• _DATA PROVIDED_:
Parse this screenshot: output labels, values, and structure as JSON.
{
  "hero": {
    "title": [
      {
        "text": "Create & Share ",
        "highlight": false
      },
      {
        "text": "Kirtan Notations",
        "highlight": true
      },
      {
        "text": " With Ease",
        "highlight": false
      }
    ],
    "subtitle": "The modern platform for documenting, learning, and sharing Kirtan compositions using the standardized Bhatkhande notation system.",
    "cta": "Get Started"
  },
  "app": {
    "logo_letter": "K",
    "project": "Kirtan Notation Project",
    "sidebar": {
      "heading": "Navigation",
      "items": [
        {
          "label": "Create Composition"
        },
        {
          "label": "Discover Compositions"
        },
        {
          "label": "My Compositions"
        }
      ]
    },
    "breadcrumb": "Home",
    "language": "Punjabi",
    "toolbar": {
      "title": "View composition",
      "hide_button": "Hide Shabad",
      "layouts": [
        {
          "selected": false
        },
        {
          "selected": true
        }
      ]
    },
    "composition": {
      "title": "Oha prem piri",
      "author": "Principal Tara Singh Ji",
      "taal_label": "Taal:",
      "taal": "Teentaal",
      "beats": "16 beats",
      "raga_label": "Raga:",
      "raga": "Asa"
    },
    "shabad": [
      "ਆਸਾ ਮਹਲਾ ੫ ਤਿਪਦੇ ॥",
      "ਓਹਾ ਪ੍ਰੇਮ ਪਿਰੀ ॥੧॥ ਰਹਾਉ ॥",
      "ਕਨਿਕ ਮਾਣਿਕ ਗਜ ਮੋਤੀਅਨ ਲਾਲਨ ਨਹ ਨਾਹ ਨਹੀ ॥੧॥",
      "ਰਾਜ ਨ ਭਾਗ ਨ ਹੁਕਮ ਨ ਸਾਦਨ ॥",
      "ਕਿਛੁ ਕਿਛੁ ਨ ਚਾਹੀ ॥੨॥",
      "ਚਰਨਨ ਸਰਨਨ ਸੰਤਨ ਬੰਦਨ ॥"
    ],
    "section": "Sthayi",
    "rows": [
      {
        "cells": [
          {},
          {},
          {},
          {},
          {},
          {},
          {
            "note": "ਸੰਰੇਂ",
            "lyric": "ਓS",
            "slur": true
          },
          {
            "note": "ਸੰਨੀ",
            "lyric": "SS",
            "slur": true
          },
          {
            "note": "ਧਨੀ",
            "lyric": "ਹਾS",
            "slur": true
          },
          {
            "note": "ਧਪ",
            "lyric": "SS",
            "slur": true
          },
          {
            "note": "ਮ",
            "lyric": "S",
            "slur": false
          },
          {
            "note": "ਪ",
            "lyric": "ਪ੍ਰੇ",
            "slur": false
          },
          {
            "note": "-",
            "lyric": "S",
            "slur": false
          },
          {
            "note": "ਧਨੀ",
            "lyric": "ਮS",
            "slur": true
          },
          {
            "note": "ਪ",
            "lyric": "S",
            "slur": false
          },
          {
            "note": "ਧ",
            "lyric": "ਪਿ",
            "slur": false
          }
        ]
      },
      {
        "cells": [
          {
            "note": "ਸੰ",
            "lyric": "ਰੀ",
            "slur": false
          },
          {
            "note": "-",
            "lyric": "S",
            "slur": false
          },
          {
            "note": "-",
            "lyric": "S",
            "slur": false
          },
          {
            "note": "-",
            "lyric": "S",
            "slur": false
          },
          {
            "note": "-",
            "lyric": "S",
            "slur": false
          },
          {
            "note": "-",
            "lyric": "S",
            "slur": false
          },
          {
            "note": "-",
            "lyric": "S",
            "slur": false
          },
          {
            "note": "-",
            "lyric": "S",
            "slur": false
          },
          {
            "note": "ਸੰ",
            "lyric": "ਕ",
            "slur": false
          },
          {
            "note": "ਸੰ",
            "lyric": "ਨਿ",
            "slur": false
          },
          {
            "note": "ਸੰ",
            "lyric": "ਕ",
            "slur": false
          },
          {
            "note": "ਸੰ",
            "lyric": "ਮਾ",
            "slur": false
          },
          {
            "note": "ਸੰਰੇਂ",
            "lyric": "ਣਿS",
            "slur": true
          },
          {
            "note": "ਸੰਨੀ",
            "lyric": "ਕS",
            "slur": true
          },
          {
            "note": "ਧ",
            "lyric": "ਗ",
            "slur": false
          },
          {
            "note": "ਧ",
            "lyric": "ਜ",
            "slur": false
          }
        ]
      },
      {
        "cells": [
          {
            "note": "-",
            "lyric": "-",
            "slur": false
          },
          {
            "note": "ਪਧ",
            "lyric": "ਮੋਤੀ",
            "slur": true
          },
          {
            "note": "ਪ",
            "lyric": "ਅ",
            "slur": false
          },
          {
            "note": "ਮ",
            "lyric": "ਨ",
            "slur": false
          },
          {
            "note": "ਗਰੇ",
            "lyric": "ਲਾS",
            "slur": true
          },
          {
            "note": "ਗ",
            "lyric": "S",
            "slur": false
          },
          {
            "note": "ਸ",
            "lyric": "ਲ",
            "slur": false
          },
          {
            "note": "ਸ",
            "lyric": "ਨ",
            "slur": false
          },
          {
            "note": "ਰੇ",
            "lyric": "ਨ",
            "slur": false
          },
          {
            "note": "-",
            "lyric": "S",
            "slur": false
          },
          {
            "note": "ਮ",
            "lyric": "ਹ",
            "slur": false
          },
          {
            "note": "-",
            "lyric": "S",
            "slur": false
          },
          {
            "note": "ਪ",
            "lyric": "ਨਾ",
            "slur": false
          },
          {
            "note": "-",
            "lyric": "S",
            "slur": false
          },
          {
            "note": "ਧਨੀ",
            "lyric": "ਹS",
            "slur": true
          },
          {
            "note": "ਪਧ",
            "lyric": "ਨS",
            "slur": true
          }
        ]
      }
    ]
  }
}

• _THE REQUEST_:
Exactly as written above, please repeat the entries.

• _EXERCISE SOLUTION_:
Parse this screenshot: output labels, values, and structure as JSON.
{
  "hero": {
    "title": [
      {
        "text": "Create & Share ",
        "highlight": false
      },
      {
        "text": "Kirtan Notations",
        "highlight": true
      },
      {
        "text": " With Ease",
        "highlight": false
      }
    ],
    "subtitle": "The modern platform for documenting, learning, and sharing Kirtan compositions using the standardized Bhatkhande notation system.",
    "cta": "Get Started"
  },
  "app": {
    "logo_letter": "K",
    "project": "Kirtan Notation Project",
    "sidebar": {
      "heading": "Navigation",
      "items": [
        {
          "label": "Create Composition"
        },
        {
          "label": "Discover Compositions"
        },
        {
          "label": "My Compositions"
        }
      ]
    },
    "breadcrumb": "Home",
    "language": "Punjabi",
    "toolbar": {
      "title": "View composition",
      "hide_button": "Hide Shabad",
      "layouts": [
        {
          "selected": false
        },
        {
          "selected": true
        }
      ]
    },
    "composition": {
      "title": "Oha prem piri",
      "author": "Principal Tara Singh Ji",
      "taal_label": "Taal:",
      "taal": "Teentaal",
      "beats": "16 beats",
      "raga_label": "Raga:",
      "raga": "Asa"
    },
    "shabad": [
      "ਆਸਾ ਮਹਲਾ ੫ ਤਿਪਦੇ ॥",
      "ਓਹਾ ਪ੍ਰੇਮ ਪਿਰੀ ॥੧॥ ਰਹਾਉ ॥",
      "ਕਨਿਕ ਮਾਣਿਕ ਗਜ ਮੋਤੀਅਨ ਲਾਲਨ ਨਹ ਨਾਹ ਨਹੀ ॥੧॥",
      "ਰਾਜ ਨ ਭਾਗ ਨ ਹੁਕਮ ਨ ਸਾਦਨ ॥",
      "ਕਿਛੁ ਕਿਛੁ ਨ ਚਾਹੀ ॥੨॥",
      "ਚਰਨਨ ਸਰਨਨ ਸੰਤਨ ਬੰਦਨ ॥"
    ],
    "section": "Sthayi",
    "rows": [
      {
        "cells": [
          {},
          {},
          {},
          {},
          {},
          {},
          {
            "note": "ਸੰਰੇਂ",
            "lyric": "ਓS",
            "slur": true
          },
          {
            "note": "ਸੰਨੀ",
            "lyric": "SS",
            "slur": true
          },
          {
            "note": "ਧਨੀ",
            "lyric": "ਹਾS",
            "slur": true
          },
          {
            "note": "ਧਪ",
            "lyric": "SS",
            "slur": true
          },
          {
            "note": "ਮ",
            "lyric": "S",
            "slur": false
          },
          {
            "note": "ਪ",
            "lyric": "ਪ੍ਰੇ",
            "slur": false
          },
          {
            "note": "-",
            "lyric": "S",
            "slur": false
          },
          {
            "note": "ਧਨੀ",
            "lyric": "ਮS",
            "slur": true
          },
          {
            "note": "ਪ",
            "lyric": "S",
            "slur": false
          },
          {
            "note": "ਧ",
            "lyric": "ਪਿ",
            "slur": false
          }
        ]
      },
      {
        "cells": [
          {
            "note": "ਸੰ",
            "lyric": "ਰੀ",
            "slur": false
          },
          {
            "note": "-",
            "lyric": "S",
            "slur": false
          },
          {
            "note": "-",
            "lyric": "S",
            "slur": false
          },
          {
            "note": "-",
            "lyric": "S",
            "slur": false
          },
          {
            "note": "-",
            "lyric": "S",
            "slur": false
          },
          {
            "note": "-",
            "lyric": "S",
            "slur": false
          },
          {
            "note": "-",
            "lyric": "S",
            "slur": false
          },
          {
            "note": "-",
            "lyric": "S",
            "slur": false
          },
          {
            "note": "ਸੰ",
            "lyric": "ਕ",
            "slur": false
          },
          {
            "note": "ਸੰ",
            "lyric": "ਨਿ",
            "slur": false
          },
          {
            "note": "ਸੰ",
            "lyric": "ਕ",
            "slur": false
          },
          {
            "note": "ਸੰ",
            "lyric": "ਮਾ",
            "slur": false
          },
          {
            "note": "ਸੰਰੇਂ",
            "lyric": "ਣਿS",
            "slur": true
          },
          {
            "note": "ਸੰਨੀ",
            "lyric": "ਕS",
            "slur": true
          },
          {
            "note": "ਧ",
            "lyric": "ਗ",
            "slur": false
          },
          {
            "note": "ਧ",
            "lyric": "ਜ",
            "slur": false
          }
        ]
      },
      {
        "cells": [
          {
            "note": "-",
            "lyric": "-",
            "slur": false
          },
          {
            "note": "ਪਧ",
            "lyric": "ਮੋਤੀ",
            "slur": true
          },
          {
            "note": "ਪ",
            "lyric": "ਅ",
            "slur": false
          },
          {
            "note": "ਮ",
            "lyric": "ਨ",
            "slur": false
          },
          {
            "note": "ਗਰੇ",
            "lyric": "ਲਾS",
            "slur": true
          },
          {
            "note": "ਗ",
            "lyric": "S",
            "slur": false
          },
          {
            "note": "ਸ",
            "lyric": "ਲ",
            "slur": false
          },
          {
            "note": "ਸ",
            "lyric": "ਨ",
            "slur": false
          },
          {
            "note": "ਰੇ",
            "lyric": "ਨ",
            "slur": false
          },
          {
            "note": "-",
            "lyric": "S",
            "slur": false
          },
          {
            "note": "ਮ",
            "lyric": "ਹ",
            "slur": false
          },
          {
            "note": "-",
            "lyric": "S",
            "slur": false
          },
          {
            "note": "ਪ",
            "lyric": "ਨਾ",
            "slur": false
          },
          {
            "note": "-",
            "lyric": "S",
            "slur": false
          },
          {
            "note": "ਧਨੀ",
            "lyric": "ਹS",
            "slur": true
          },
          {
            "note": "ਪਧ",
            "lyric": "ਨS",
            "slur": true
          }
        ]
      }
    ]
  }
}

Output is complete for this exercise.